# [Required work]
Repeat the entire listing exactly.

Records about charts and figures

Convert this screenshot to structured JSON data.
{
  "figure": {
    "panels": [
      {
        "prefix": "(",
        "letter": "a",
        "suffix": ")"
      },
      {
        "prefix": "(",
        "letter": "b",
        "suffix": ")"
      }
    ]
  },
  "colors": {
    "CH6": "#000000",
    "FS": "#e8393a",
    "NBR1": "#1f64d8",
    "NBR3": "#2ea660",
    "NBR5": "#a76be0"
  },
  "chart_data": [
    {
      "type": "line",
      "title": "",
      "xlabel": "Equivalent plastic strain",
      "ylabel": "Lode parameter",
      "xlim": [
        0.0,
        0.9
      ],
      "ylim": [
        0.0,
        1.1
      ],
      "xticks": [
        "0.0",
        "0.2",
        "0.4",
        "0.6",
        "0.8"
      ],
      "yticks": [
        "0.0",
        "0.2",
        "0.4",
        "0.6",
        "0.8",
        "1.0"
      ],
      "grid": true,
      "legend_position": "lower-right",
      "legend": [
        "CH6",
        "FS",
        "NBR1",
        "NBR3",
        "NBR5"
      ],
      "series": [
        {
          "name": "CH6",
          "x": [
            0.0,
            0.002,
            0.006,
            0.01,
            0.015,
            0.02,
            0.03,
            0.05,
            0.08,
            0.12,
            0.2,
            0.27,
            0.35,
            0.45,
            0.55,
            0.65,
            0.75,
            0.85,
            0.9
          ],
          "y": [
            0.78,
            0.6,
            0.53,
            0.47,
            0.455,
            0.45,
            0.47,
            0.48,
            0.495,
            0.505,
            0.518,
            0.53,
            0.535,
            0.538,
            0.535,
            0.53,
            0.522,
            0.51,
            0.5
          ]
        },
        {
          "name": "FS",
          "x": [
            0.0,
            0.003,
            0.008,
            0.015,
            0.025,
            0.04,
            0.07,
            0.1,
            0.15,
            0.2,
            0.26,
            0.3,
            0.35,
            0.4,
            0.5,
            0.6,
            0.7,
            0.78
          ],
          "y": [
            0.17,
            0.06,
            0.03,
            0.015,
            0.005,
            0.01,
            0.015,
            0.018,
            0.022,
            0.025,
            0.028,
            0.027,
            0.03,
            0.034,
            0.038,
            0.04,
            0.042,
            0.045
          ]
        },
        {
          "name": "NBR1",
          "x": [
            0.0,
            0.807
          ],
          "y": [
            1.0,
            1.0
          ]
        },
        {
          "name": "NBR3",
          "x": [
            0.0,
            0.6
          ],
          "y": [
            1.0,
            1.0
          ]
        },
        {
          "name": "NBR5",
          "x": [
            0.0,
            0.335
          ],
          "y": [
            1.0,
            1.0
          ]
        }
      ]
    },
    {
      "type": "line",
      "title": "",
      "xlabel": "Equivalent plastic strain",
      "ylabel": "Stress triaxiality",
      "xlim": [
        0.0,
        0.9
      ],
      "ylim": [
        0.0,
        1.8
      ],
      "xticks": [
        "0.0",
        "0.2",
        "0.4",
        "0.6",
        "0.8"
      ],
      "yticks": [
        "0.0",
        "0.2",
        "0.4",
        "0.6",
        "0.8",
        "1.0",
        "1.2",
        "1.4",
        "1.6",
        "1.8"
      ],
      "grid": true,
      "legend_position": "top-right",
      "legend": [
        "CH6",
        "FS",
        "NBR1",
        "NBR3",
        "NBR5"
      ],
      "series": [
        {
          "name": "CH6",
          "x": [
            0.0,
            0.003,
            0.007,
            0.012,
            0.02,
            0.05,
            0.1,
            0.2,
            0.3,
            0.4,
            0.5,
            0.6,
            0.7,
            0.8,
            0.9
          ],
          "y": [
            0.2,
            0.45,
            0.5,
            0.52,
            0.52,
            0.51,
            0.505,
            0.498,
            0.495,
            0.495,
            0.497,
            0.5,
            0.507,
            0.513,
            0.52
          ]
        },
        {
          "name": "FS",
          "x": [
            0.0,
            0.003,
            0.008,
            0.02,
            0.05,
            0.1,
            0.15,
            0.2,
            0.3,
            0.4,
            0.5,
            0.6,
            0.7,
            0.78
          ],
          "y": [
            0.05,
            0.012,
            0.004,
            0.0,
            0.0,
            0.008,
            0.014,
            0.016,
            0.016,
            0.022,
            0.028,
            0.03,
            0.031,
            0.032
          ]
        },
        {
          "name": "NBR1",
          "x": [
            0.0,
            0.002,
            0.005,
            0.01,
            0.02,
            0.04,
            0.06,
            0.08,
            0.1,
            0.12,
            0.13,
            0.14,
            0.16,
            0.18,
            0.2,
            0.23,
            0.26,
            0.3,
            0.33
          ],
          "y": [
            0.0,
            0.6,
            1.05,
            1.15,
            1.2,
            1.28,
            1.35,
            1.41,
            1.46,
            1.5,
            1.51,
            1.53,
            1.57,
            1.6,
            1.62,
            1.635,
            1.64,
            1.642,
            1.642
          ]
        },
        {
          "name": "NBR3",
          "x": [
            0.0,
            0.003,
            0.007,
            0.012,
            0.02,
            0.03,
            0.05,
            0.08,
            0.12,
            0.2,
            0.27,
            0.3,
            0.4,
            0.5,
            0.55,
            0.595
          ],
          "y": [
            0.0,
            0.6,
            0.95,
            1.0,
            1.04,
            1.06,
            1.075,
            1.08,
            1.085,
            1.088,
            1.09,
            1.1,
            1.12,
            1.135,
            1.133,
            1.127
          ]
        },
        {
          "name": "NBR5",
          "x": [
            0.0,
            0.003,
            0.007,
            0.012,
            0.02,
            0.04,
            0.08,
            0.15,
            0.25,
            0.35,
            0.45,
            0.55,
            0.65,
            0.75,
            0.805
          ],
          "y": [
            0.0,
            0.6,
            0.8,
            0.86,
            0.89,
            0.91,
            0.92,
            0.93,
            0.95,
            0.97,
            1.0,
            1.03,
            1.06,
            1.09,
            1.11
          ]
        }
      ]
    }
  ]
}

# [Answer to this problem]
Convert this screenshot to structured JSON data.
{
  "figure": {
    "panels": [
      {
        "prefix": "(",
        "letter": "a",
        "suffix": ")"
      },
      {
        "prefix": "(",
        "letter": "b",
        "suffix": ")"
      }
    ]
  },
  "colors": {
    "CH6": "#000000",
    "FS": "#e8393a",
    "NBR1": "#1f64d8",
    "NBR3": "#2ea660",
    "NBR5": "#a76be0"
  },
  "chart_data": [
    {
      "type": "line",
      "title": "",
      "xlabel": "Equivalent plastic strain",
      "ylabel": "Lode parameter",
      "xlim": [
        0.0,
        0.9
      ],
      "ylim": [
        0.0,
        1.1
      ],
      "xticks": [
        "0.0",
        "0.2",
        "0.4",
        "0.6",
        "0.8"
      ],
      "yticks": [
        "0.0",
        "0.2",
        "0.4",
        "0.6",
        "0.8",
        "1.0"
      ],
      "grid": true,
      "legend_position": "lower-right",
      "legend": [
        "CH6",
        "FS",
        "NBR1",
        "NBR3",
        "NBR5"
      ],
      "series": [
        {
          "name": "CH6",
          "x": [
            0.0,
            0.002,
            0.006,
            0.01,
            0.015,
            0.02,
            0.03,
            0.05,
            0.08,
            0.12,
            0.2,
            0.27,
            0.35,
            0.45,
            0.55,
            0.65,
            0.75,
            0.85,
            0.9
          ],
          "y": [
            0.78,
            0.6,
            0.53,
            0.47,
            0.455,
            0.45,
            0.47,
            0.48,
            0.495,
            0.505,
            0.518,
            0.53,
            0.535,
            0.538,
            0.535,
            0.53,
            0.522,
            0.51,
            0.5
          ]
        },
        {
          "name": "FS",
          "x": [
            0.0,
            0.003,
            0.008,
            0.015,
            0.025,
            0.04,
            0.07,
            0.1,
            0.15,
            0.2,
            0.26,
            0.3,
            0.35,
            0.4,
            0.5,
            0.6,
            0.7,
            0.78
          ],
          "y": [
            0.17,
            0.06,
            0.03,
            0.015,
            0.005,
            0.01,
            0.015,
            0.018,
            0.022,
            0.025,
            0.028,
            0.027,
            0.03,
            0.034,
            0.038,
            0.04,
            0.042,
            0.045
          ]
        },
        {
          "name": "NBR1",
          "x": [
            0.0,
            0.807
          ],
          "y": [
            1.0,
            1.0
          ]
        },
        {
          "name": "NBR3",
          "x": [
            0.0,
            0.6
          ],
          "y": [
            1.0,
            1.0
          ]
        },
        {
          "name": "NBR5",
          "x": [
            0.0,
            0.335
          ],
          "y": [
            1.0,
            1.0
          ]
        }
      ]
    },
    {
      "type": "line",
      "title": "",
      "xlabel": "Equivalent plastic strain",
      "ylabel": "Stress triaxiality",
      "xlim": [
        0.0,
        0.9
      ],
      "ylim": [
        0.0,
        1.8
      ],
      "xticks": [
        "0.0",
        "0.2",
        "0.4",
        "0.6",
        "0.8"
      ],
      "yticks": [
        "0.0",
        "0.2",
        "0.4",
        "0.6",
        "0.8",
        "1.0",
        "1.2",
        "1.4",
        "1.6",
        "1.8"
      ],
      "grid": true,
      "legend_position": "top-right",
      "legend": [
        "CH6",
        "FS",
        "NBR1",
        "NBR3",
        "NBR5"
      ],
      "series": [
        {
          "name": "CH6",
          "x": [
            0.0,
            0.003,
            0.007,
            0.012,
            0.02,
            0.05,
            0.1,
            0.2,
            0.3,
            0.4,
            0.5,
            0.6,
            0.7,
            0.8,
            0.9
          ],
          "y": [
            0.2,
            0.45,
            0.5,
            0.52,
            0.52,
            0.51,
            0.505,
            0.498,
            0.495,
            0.495,
            0.497,
            0.5,
            0.507,
            0.513,
            0.52
          ]
        },
        {
          "name": "FS",
          "x": [
            0.0,
            0.003,
            0.008,
            0.02,
            0.05,
            0.1,
            0.15,
            0.2,
            0.3,
            0.4,
            0.5,
            0.6,
            0.7,
            0.78
          ],
          "y": [
            0.05,
            0.012,
            0.004,
            0.0,
            0.0,
            0.008,
            0.014,
            0.016,
            0.016,
            0.022,
            0.028,
            0.03,
            0.031,
            0.032
          ]
        },
        {
          "name": "NBR1",
          "x": [
            0.0,
            0.002,
            0.005,
            0.01,
            0.02,
            0.04,
            0.06,
            0.08,
            0.1,
            0.12,
            0.13,
            0.14,
            0.16,
            0.18,
            0.2,
            0.23,
            0.26,
            0.3,
            0.33
          ],
          "y": [
            0.0,
            0.6,
            1.05,
            1.15,
            1.2,
            1.28,
            1.35,
            1.41,
            1.46,
            1.5,
            1.51,
            1.53,
            1.57,
            1.6,
            1.62,
            1.635,
            1.64,
            1.642,
            1.642
          ]
        },
        {
          "name": "NBR3",
          "x": [
            0.0,
            0.003,
            0.007,
            0.012,
            0.02,
            0.03,
            0.05,
            0.08,
            0.12,
            0.2,
            0.27,
            0.3,
            0.4,
            0.5,
            0.55,
            0.595
          ],
          "y": [
            0.0,
            0.6,
            0.95,
            1.0,
            1.04,
            1.06,
            1.075,
            1.08,
            1.085,
            1.088,
            1.09,
            1.1,
            1.12,
            1.135,
            1.133,
            1.127
          ]
        },
        {
          "name": "NBR5",
          "x": [
            0.0,
            0.003,
            0.007,
            0.012,
            0.02,
            0.04,
            0.08,
            0.15,
            0.25,
            0.35,
            0.45,
            0.55,
            0.65,
            0.75,
            0.805
          ],
          "y": [
            0.0,
            0.6,
            0.8,
            0.86,
            0.89,
            0.91,
            0.92,
            0.93,
            0.95,
            0.97,
            1.0,
            1.03,
            1.06,
            1.09,
            1.11
          ]
        }
      ]
    }
  ]
}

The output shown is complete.